What the task requires ::
Leave every picture out and write out the records below exactly.

------------------------------------------------

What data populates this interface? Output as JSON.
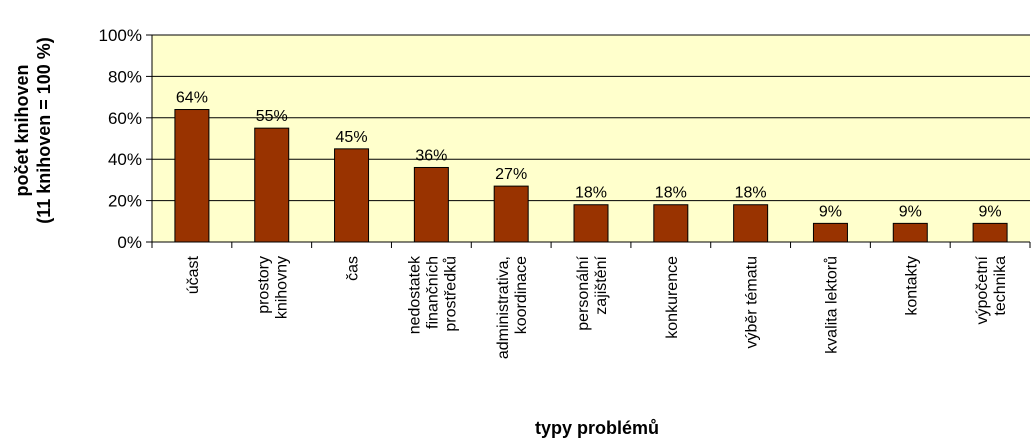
{
  "chart_data": {
    "type": "bar",
    "categories": [
      [
        "účast"
      ],
      [
        "prostory",
        "knihovny"
      ],
      [
        "čas"
      ],
      [
        "nedostatek",
        "finančních",
        "prostředků"
      ],
      [
        "administrativa,",
        "koordinace"
      ],
      [
        "personální",
        "zajištění"
      ],
      [
        "konkurence"
      ],
      [
        "výběr tématu"
      ],
      [
        "kvalita lektorů"
      ],
      [
        "kontakty"
      ],
      [
        "výpočetní",
        "technika"
      ]
    ],
    "values": [
      64,
      55,
      45,
      36,
      27,
      18,
      18,
      18,
      9,
      9,
      9
    ],
    "data_labels": [
      "64%",
      "55%",
      "45%",
      "36%",
      "27%",
      "18%",
      "18%",
      "18%",
      "9%",
      "9%",
      "9%"
    ],
    "ylim": [
      0,
      100
    ],
    "yticks": [
      0,
      20,
      40,
      60,
      80,
      100
    ],
    "ytick_labels": [
      "0%",
      "20%",
      "40%",
      "60%",
      "80%",
      "100%"
    ],
    "xlabel": "typy problémů",
    "ylabel": [
      "počet knihoven",
      "(11 knihoven = 100 %)"
    ],
    "plot_background": "#FFFFCC",
    "bar_color": "#993300",
    "grid": true,
    "legend": "none"
  }
}
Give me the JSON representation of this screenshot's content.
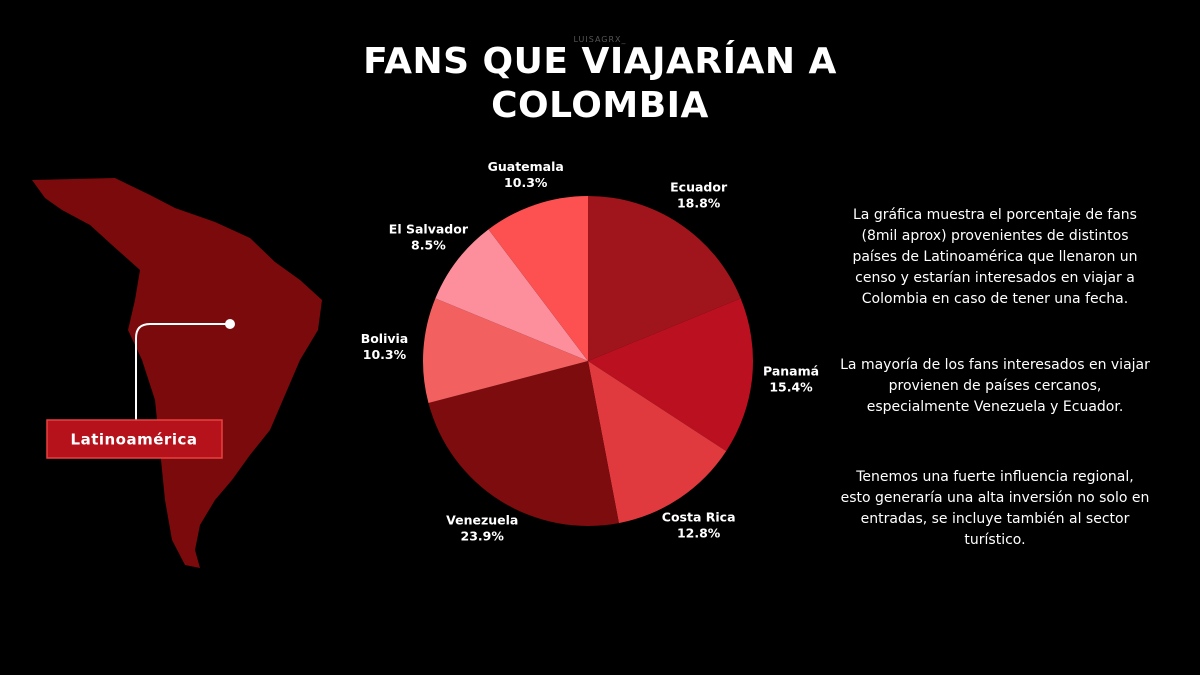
{
  "watermark": "LUISAGRX_",
  "map_label": "Latinoamérica",
  "paragraphs": [
    "La gráfica muestra el porcentaje de fans (8mil aprox) provenientes de distintos países de Latinoamérica que llenaron un censo y estarían interesados en viajar a Colombia en caso de tener una fecha.",
    "La mayoría de los fans interesados en viajar provienen de países cercanos, especialmente Venezuela y Ecuador.",
    "Tenemos una fuerte influencia regional, esto generaría una alta inversión no solo en entradas, se incluye también al sector turístico."
  ],
  "chart_data": {
    "type": "pie",
    "title": "FANS QUE VIAJARÍAN A COLOMBIA",
    "categories": [
      "Ecuador",
      "Panamá",
      "Costa Rica",
      "Venezuela",
      "Bolivia",
      "El Salvador",
      "Guatemala"
    ],
    "values": [
      18.8,
      15.4,
      12.8,
      23.9,
      10.3,
      8.5,
      10.3
    ],
    "value_labels": [
      "18.8%",
      "15.4%",
      "12.8%",
      "23.9%",
      "10.3%",
      "8.5%",
      "10.3%"
    ],
    "colors": [
      "#a0151c",
      "#bb101f",
      "#e03a3e",
      "#7d0c0e",
      "#f26060",
      "#fd8f9c",
      "#fd5050"
    ]
  }
}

------------------------------------------------

Solution ::
What data populates this interface? Output as JSON.
{
  "chart_data": {
    "type": "bar",
    "categories": [
      [
        "účast"
      ],
      [
        "prostory",
        "knihovny"
      ],
      [
        "čas"
      ],
      [
        "nedostatek",
        "finančních",
        "prostředků"
      ],
      [
        "administrativa,",
        "koordinace"
      ],
      [
        "personální",
        "zajištění"
      ],
      [
        "konkurence"
      ],
      [
        "výběr tématu"
      ],
      [
        "kvalita lektorů"
      ],
      [
        "kontakty"
      ],
      [
        "výpočetní",
        "technika"
      ]
    ],
    "values": [
      64,
      55,
      45,
      36,
      27,
      18,
      18,
      18,
      9,
      9,
      9
    ],
    "data_labels": [
      "64%",
      "55%",
      "45%",
      "36%",
      "27%",
      "18%",
      "18%",
      "18%",
      "9%",
      "9%",
      "9%"
    ],
    "ylim": [
      0,
      100
    ],
    "yticks": [
      0,
      20,
      40,
      60,
      80,
      100
    ],
    "ytick_labels": [
      "0%",
      "20%",
      "40%",
      "60%",
      "80%",
      "100%"
    ],
    "xlabel": "typy problémů",
    "ylabel": [
      "počet knihoven",
      "(11 knihoven = 100 %)"
    ],
    "plot_background": "#FFFFCC",
    "bar_color": "#993300",
    "grid": true,
    "legend": "none"
  }
}
Give me the JSON representation of this screenshot's content.
{
  "watermark": "LUISAGRX_",
  "map_label": "Latinoamérica",
  "paragraphs": [
    "La gráfica muestra el porcentaje de fans (8mil aprox) provenientes de distintos países de Latinoamérica que llenaron un censo y estarían interesados en viajar a Colombia en caso de tener una fecha.",
    "La mayoría de los fans interesados en viajar provienen de países cercanos, especialmente Venezuela y Ecuador.",
    "Tenemos una fuerte influencia regional, esto generaría una alta inversión no solo en entradas, se incluye también al sector turístico."
  ],
  "chart_data": {
    "type": "pie",
    "title": "FANS QUE VIAJARÍAN A COLOMBIA",
    "categories": [
      "Ecuador",
      "Panamá",
      "Costa Rica",
      "Venezuela",
      "Bolivia",
      "El Salvador",
      "Guatemala"
    ],
    "values": [
      18.8,
      15.4,
      12.8,
      23.9,
      10.3,
      8.5,
      10.3
    ],
    "value_labels": [
      "18.8%",
      "15.4%",
      "12.8%",
      "23.9%",
      "10.3%",
      "8.5%",
      "10.3%"
    ],
    "colors": [
      "#a0151c",
      "#bb101f",
      "#e03a3e",
      "#7d0c0e",
      "#f26060",
      "#fd8f9c",
      "#fd5050"
    ]
  }
}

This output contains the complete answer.